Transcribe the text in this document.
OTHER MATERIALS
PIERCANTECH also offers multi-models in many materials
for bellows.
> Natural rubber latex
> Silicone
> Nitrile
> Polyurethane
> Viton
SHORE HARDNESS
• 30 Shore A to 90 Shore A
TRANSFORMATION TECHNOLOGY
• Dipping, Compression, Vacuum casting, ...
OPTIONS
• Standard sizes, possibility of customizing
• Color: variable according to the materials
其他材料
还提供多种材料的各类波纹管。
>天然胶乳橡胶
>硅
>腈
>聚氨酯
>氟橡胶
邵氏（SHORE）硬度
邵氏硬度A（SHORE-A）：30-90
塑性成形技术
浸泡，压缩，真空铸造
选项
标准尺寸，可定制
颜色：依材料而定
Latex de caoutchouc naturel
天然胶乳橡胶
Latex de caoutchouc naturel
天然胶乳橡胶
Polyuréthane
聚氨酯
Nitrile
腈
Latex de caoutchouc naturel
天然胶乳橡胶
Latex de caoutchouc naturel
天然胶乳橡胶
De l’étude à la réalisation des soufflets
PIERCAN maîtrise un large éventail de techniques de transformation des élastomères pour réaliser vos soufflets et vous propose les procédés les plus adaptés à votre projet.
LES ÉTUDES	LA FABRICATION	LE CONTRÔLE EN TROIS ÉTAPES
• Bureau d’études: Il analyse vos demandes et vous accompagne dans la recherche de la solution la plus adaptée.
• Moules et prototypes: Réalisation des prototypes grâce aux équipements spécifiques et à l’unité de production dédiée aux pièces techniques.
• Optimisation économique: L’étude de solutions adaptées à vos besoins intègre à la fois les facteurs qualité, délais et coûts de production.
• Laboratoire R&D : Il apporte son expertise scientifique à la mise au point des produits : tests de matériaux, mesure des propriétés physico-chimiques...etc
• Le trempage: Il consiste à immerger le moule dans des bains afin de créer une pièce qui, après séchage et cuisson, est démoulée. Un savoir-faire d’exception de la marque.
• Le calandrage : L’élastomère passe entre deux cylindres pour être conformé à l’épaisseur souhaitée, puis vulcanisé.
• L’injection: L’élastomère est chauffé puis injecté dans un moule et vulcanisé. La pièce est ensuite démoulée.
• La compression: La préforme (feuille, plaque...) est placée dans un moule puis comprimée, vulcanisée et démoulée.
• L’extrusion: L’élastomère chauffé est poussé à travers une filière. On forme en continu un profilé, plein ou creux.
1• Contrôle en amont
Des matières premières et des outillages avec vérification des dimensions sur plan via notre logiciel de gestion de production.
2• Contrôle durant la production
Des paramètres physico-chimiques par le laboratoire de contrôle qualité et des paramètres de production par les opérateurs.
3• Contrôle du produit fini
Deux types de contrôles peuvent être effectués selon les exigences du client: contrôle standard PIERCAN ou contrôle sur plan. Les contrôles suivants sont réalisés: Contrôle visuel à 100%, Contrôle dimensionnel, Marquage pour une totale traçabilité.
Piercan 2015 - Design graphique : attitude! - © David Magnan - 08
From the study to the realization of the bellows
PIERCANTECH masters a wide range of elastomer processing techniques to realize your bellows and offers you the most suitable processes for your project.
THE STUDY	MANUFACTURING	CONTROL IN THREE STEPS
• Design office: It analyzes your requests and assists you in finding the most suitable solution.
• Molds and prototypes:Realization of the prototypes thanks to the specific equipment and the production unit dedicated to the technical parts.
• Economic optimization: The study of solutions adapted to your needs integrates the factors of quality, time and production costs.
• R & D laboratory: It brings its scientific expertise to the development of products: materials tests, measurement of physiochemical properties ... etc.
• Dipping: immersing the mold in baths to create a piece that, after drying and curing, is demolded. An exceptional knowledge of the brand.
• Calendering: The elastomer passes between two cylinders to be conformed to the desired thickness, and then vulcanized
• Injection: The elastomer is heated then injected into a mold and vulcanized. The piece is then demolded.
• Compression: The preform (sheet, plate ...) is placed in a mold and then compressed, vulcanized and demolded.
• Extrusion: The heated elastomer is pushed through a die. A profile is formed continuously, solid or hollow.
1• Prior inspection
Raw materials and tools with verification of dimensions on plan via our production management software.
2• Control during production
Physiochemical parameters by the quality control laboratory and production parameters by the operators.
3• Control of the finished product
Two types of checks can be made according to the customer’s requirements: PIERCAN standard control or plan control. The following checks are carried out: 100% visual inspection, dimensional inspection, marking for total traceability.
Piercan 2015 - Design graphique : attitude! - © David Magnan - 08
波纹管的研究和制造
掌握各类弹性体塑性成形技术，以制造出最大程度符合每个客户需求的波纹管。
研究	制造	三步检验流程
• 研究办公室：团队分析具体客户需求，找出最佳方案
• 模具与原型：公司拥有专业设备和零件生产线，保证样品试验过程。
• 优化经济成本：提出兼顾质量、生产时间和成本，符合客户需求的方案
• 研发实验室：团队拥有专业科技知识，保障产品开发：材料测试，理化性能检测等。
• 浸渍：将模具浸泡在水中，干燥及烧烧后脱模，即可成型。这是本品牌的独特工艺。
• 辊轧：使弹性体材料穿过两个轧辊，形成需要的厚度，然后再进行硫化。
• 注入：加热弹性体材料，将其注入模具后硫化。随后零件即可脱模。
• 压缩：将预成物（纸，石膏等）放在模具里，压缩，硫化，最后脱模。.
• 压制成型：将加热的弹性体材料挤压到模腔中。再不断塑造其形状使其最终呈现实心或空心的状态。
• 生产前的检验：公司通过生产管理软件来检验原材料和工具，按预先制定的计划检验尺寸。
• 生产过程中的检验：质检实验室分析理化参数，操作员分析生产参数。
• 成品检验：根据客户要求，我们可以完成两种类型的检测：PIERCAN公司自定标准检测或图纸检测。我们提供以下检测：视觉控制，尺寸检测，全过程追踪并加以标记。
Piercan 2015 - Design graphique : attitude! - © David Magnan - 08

::::::

▸ WHAT TO PRODUCE:
In the entries above, count every line containing the word "bellows". Write only the total.

▸ THE REPLY:
3